- [PROBLEM DESCRIPTION]: Transcribe all of the material exactly.
^^^^^^^^^^^^^^^^
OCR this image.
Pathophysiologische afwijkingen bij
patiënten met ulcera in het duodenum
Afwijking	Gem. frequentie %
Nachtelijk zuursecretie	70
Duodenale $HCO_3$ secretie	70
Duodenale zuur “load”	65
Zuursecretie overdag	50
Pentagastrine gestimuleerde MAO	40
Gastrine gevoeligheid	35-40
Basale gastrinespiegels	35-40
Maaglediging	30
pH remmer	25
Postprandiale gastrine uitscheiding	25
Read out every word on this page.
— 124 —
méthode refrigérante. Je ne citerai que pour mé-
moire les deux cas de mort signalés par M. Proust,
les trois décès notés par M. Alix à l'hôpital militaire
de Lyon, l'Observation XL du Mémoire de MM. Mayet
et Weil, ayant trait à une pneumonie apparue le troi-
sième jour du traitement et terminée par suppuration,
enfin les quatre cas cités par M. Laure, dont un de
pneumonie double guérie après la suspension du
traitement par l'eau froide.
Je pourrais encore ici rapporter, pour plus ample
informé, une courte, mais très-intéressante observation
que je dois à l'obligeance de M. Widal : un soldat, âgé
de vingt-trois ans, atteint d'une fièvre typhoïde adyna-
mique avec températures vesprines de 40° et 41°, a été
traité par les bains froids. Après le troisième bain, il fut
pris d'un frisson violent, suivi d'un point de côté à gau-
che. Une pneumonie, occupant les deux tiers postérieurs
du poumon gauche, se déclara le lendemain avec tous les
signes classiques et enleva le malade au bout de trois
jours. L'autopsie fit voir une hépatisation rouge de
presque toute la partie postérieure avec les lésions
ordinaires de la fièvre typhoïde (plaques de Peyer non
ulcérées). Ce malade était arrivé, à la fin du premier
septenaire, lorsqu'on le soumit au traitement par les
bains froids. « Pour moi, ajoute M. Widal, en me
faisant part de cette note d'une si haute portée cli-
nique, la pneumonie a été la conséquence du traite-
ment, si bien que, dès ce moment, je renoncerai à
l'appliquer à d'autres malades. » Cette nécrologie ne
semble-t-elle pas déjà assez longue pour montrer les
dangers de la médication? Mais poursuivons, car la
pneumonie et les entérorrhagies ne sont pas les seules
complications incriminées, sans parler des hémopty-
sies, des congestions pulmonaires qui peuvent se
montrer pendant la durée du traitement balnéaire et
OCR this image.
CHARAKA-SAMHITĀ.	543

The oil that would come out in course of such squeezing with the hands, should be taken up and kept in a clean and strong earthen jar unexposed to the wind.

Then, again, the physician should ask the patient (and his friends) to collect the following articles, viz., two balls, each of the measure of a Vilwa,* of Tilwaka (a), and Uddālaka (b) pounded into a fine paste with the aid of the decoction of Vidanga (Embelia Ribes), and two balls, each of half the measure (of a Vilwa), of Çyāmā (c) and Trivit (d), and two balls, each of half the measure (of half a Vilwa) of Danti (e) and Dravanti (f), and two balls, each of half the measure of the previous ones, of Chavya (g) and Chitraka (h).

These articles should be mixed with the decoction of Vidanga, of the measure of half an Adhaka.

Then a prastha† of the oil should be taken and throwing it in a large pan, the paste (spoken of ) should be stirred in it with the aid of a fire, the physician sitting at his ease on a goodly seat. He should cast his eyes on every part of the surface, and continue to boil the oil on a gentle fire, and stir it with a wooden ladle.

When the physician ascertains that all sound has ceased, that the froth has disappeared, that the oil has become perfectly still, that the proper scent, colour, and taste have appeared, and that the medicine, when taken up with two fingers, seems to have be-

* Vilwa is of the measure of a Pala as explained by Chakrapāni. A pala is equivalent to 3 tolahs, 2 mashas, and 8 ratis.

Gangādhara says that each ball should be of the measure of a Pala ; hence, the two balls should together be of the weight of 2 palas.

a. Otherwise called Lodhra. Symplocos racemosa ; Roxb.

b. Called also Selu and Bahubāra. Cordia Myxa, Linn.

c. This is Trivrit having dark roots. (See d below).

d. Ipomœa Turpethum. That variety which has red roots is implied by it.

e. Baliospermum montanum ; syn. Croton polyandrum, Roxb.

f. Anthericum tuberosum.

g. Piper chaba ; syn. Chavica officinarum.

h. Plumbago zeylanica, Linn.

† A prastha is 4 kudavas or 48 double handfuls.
^^^^^^^^^^^^^^^^
- [OUTPUT]:
OCR this image.
Pathophysiologische afwijkingen bij
patiënten met ulcera in het duodenum
Afwijking	Gem. frequentie %
Nachtelijk zuursecretie	70
Duodenale $HCO_3$ secretie	70
Duodenale zuur “load”	65
Zuursecretie overdag	50
Pentagastrine gestimuleerde MAO	40
Gastrine gevoeligheid	35-40
Basale gastrinespiegels	35-40
Maaglediging	30
pH remmer	25
Postprandiale gastrine uitscheiding	25
Read out every word on this page.
— 124 —
méthode refrigérante. Je ne citerai que pour mé-
moire les deux cas de mort signalés par M. Proust,
les trois décès notés par M. Alix à l'hôpital militaire
de Lyon, l'Observation XL du Mémoire de MM. Mayet
et Weil, ayant trait à une pneumonie apparue le troi-
sième jour du traitement et terminée par suppuration,
enfin les quatre cas cités par M. Laure, dont un de
pneumonie double guérie après la suspension du
traitement par l'eau froide.
Je pourrais encore ici rapporter, pour plus ample
informé, une courte, mais très-intéressante observation
que je dois à l'obligeance de M. Widal : un soldat, âgé
de vingt-trois ans, atteint d'une fièvre typhoïde adyna-
mique avec températures vesprines de 40° et 41°, a été
traité par les bains froids. Après le troisième bain, il fut
pris d'un frisson violent, suivi d'un point de côté à gau-
che. Une pneumonie, occupant les deux tiers postérieurs
du poumon gauche, se déclara le lendemain avec tous les
signes classiques et enleva le malade au bout de trois
jours. L'autopsie fit voir une hépatisation rouge de
presque toute la partie postérieure avec les lésions
ordinaires de la fièvre typhoïde (plaques de Peyer non
ulcérées). Ce malade était arrivé, à la fin du premier
septenaire, lorsqu'on le soumit au traitement par les
bains froids. « Pour moi, ajoute M. Widal, en me
faisant part de cette note d'une si haute portée cli-
nique, la pneumonie a été la conséquence du traite-
ment, si bien que, dès ce moment, je renoncerai à
l'appliquer à d'autres malades. » Cette nécrologie ne
semble-t-elle pas déjà assez longue pour montrer les
dangers de la médication? Mais poursuivons, car la
pneumonie et les entérorrhagies ne sont pas les seules
complications incriminées, sans parler des hémopty-
sies, des congestions pulmonaires qui peuvent se
montrer pendant la durée du traitement balnéaire et
OCR this image.
CHARAKA-SAMHITĀ.	543

The oil that would come out in course of such squeezing with the hands, should be taken up and kept in a clean and strong earthen jar unexposed to the wind.

Then, again, the physician should ask the patient (and his friends) to collect the following articles, viz., two balls, each of the measure of a Vilwa,* of Tilwaka (a), and Uddālaka (b) pounded into a fine paste with the aid of the decoction of Vidanga (Embelia Ribes), and two balls, each of half the measure (of a Vilwa), of Çyāmā (c) and Trivit (d), and two balls, each of half the measure (of half a Vilwa) of Danti (e) and Dravanti (f), and two balls, each of half the measure of the previous ones, of Chavya (g) and Chitraka (h).

These articles should be mixed with the decoction of Vidanga, of the measure of half an Adhaka.

Then a prastha† of the oil should be taken and throwing it in a large pan, the paste (spoken of ) should be stirred in it with the aid of a fire, the physician sitting at his ease on a goodly seat. He should cast his eyes on every part of the surface, and continue to boil the oil on a gentle fire, and stir it with a wooden ladle.

When the physician ascertains that all sound has ceased, that the froth has disappeared, that the oil has become perfectly still, that the proper scent, colour, and taste have appeared, and that the medicine, when taken up with two fingers, seems to have be-

* Vilwa is of the measure of a Pala as explained by Chakrapāni. A pala is equivalent to 3 tolahs, 2 mashas, and 8 ratis.

Gangādhara says that each ball should be of the measure of a Pala ; hence, the two balls should together be of the weight of 2 palas.

a. Otherwise called Lodhra. Symplocos racemosa ; Roxb.

b. Called also Selu and Bahubāra. Cordia Myxa, Linn.

c. This is Trivrit having dark roots. (See d below).

d. Ipomœa Turpethum. That variety which has red roots is implied by it.

e. Baliospermum montanum ; syn. Croton polyandrum, Roxb.

f. Anthericum tuberosum.

g. Piper chaba ; syn. Chavica officinarum.

h. Plumbago zeylanica, Linn.

† A prastha is 4 kudavas or 48 double handfuls.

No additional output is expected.